#### Records shown
=======

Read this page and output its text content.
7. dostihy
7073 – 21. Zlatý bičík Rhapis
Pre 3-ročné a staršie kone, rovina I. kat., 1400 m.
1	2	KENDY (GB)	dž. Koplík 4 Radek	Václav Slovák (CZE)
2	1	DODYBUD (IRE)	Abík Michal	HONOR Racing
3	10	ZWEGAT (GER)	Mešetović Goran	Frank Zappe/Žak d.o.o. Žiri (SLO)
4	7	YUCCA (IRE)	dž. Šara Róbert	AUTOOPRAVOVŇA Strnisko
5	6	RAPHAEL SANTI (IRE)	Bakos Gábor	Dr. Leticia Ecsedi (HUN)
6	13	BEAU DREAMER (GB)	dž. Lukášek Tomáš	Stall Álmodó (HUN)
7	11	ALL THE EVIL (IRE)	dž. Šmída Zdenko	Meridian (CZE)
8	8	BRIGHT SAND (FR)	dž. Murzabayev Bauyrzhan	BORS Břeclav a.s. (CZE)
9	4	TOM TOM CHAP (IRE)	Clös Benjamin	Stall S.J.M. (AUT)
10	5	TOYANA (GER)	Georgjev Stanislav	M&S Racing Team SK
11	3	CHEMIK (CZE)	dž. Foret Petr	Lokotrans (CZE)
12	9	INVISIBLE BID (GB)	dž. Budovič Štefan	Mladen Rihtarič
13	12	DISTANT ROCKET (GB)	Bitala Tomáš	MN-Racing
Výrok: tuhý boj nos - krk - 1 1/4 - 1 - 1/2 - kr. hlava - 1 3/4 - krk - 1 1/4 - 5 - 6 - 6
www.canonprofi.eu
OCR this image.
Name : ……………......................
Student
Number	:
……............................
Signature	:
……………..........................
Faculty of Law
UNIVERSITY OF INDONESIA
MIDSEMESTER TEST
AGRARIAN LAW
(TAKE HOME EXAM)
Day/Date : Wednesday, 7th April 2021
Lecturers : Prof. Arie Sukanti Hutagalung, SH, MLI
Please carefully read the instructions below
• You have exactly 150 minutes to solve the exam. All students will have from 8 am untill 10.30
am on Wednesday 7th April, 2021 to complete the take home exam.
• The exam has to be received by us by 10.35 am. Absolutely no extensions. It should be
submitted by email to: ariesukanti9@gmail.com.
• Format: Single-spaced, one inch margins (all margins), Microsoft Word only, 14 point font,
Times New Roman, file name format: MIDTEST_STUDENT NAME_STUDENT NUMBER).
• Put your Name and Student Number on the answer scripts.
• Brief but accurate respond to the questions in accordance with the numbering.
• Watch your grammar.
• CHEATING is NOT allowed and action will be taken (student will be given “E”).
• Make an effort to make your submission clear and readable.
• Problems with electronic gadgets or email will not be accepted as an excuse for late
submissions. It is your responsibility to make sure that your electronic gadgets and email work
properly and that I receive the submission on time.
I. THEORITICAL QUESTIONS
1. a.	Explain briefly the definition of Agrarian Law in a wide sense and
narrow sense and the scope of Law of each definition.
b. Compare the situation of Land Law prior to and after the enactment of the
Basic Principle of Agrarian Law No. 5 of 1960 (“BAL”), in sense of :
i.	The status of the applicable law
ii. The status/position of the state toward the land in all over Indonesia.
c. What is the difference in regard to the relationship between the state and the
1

=======

#### Job
Output each record exactly, leaving nothing out.

#### Answer for the task
Read this page and output its text content.
7. dostihy
7073 – 21. Zlatý bičík Rhapis
Pre 3-ročné a staršie kone, rovina I. kat., 1400 m.
1	2	KENDY (GB)	dž. Koplík 4 Radek	Václav Slovák (CZE)
2	1	DODYBUD (IRE)	Abík Michal	HONOR Racing
3	10	ZWEGAT (GER)	Mešetović Goran	Frank Zappe/Žak d.o.o. Žiri (SLO)
4	7	YUCCA (IRE)	dž. Šara Róbert	AUTOOPRAVOVŇA Strnisko
5	6	RAPHAEL SANTI (IRE)	Bakos Gábor	Dr. Leticia Ecsedi (HUN)
6	13	BEAU DREAMER (GB)	dž. Lukášek Tomáš	Stall Álmodó (HUN)
7	11	ALL THE EVIL (IRE)	dž. Šmída Zdenko	Meridian (CZE)
8	8	BRIGHT SAND (FR)	dž. Murzabayev Bauyrzhan	BORS Břeclav a.s. (CZE)
9	4	TOM TOM CHAP (IRE)	Clös Benjamin	Stall S.J.M. (AUT)
10	5	TOYANA (GER)	Georgjev Stanislav	M&S Racing Team SK
11	3	CHEMIK (CZE)	dž. Foret Petr	Lokotrans (CZE)
12	9	INVISIBLE BID (GB)	dž. Budovič Štefan	Mladen Rihtarič
13	12	DISTANT ROCKET (GB)	Bitala Tomáš	MN-Racing
Výrok: tuhý boj nos - krk - 1 1/4 - 1 - 1/2 - kr. hlava - 1 3/4 - krk - 1 1/4 - 5 - 6 - 6
www.canonprofi.eu
OCR this image.
Name : ……………......................
Student
Number	:
……............................
Signature	:
……………..........................
Faculty of Law
UNIVERSITY OF INDONESIA
MIDSEMESTER TEST
AGRARIAN LAW
(TAKE HOME EXAM)
Day/Date : Wednesday, 7th April 2021
Lecturers : Prof. Arie Sukanti Hutagalung, SH, MLI
Please carefully read the instructions below
• You have exactly 150 minutes to solve the exam. All students will have from 8 am untill 10.30
am on Wednesday 7th April, 2021 to complete the take home exam.
• The exam has to be received by us by 10.35 am. Absolutely no extensions. It should be
submitted by email to: ariesukanti9@gmail.com.
• Format: Single-spaced, one inch margins (all margins), Microsoft Word only, 14 point font,
Times New Roman, file name format: MIDTEST_STUDENT NAME_STUDENT NUMBER).
• Put your Name and Student Number on the answer scripts.
• Brief but accurate respond to the questions in accordance with the numbering.
• Watch your grammar.
• CHEATING is NOT allowed and action will be taken (student will be given “E”).
• Make an effort to make your submission clear and readable.
• Problems with electronic gadgets or email will not be accepted as an excuse for late
submissions. It is your responsibility to make sure that your electronic gadgets and email work
properly and that I receive the submission on time.
I. THEORITICAL QUESTIONS
1. a.	Explain briefly the definition of Agrarian Law in a wide sense and
narrow sense and the scope of Law of each definition.
b. Compare the situation of Land Law prior to and after the enactment of the
Basic Principle of Agrarian Law No. 5 of 1960 (“BAL”), in sense of :
i.	The status of the applicable law
ii. The status/position of the state toward the land in all over Indonesia.
c. What is the difference in regard to the relationship between the state and the
1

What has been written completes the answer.